BEGIN Extracted entries
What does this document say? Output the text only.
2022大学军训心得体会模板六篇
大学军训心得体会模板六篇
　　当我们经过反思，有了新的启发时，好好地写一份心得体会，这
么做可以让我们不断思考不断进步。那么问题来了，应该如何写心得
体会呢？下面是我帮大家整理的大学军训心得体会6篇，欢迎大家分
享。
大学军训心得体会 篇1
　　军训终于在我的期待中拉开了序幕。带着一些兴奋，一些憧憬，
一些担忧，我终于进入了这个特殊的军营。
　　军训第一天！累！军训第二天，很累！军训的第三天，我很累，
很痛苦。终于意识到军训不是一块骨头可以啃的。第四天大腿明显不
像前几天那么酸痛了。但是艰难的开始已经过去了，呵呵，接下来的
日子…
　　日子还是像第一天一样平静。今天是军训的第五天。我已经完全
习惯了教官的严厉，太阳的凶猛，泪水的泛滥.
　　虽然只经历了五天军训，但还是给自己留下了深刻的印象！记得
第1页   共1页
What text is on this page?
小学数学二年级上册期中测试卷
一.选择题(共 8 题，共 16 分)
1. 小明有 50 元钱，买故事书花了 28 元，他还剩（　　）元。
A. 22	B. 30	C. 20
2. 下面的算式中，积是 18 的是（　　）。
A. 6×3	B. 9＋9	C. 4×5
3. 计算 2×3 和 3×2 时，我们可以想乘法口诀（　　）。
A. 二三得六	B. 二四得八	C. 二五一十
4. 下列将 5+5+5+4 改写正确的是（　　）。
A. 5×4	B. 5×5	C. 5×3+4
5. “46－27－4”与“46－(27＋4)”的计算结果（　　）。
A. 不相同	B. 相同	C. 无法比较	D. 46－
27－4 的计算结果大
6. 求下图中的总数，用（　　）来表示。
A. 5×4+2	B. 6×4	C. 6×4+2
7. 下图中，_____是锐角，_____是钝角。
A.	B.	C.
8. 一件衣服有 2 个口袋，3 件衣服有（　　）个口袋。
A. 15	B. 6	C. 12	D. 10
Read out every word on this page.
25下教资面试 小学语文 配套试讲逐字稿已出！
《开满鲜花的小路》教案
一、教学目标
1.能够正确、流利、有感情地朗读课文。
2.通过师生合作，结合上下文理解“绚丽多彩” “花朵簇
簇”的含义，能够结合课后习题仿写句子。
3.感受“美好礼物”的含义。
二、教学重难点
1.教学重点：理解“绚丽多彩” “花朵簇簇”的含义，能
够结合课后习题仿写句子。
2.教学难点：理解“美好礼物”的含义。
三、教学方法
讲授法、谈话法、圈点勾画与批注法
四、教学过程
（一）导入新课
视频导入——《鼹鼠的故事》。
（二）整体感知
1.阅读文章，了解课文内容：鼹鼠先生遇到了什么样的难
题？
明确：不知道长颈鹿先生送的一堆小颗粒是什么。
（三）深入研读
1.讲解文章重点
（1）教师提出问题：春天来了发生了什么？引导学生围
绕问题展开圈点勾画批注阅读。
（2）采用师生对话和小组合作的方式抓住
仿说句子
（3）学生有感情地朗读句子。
END Extracted entries
How many lines of the listing above include the word "text"? State the number and nothing else.

Full response
2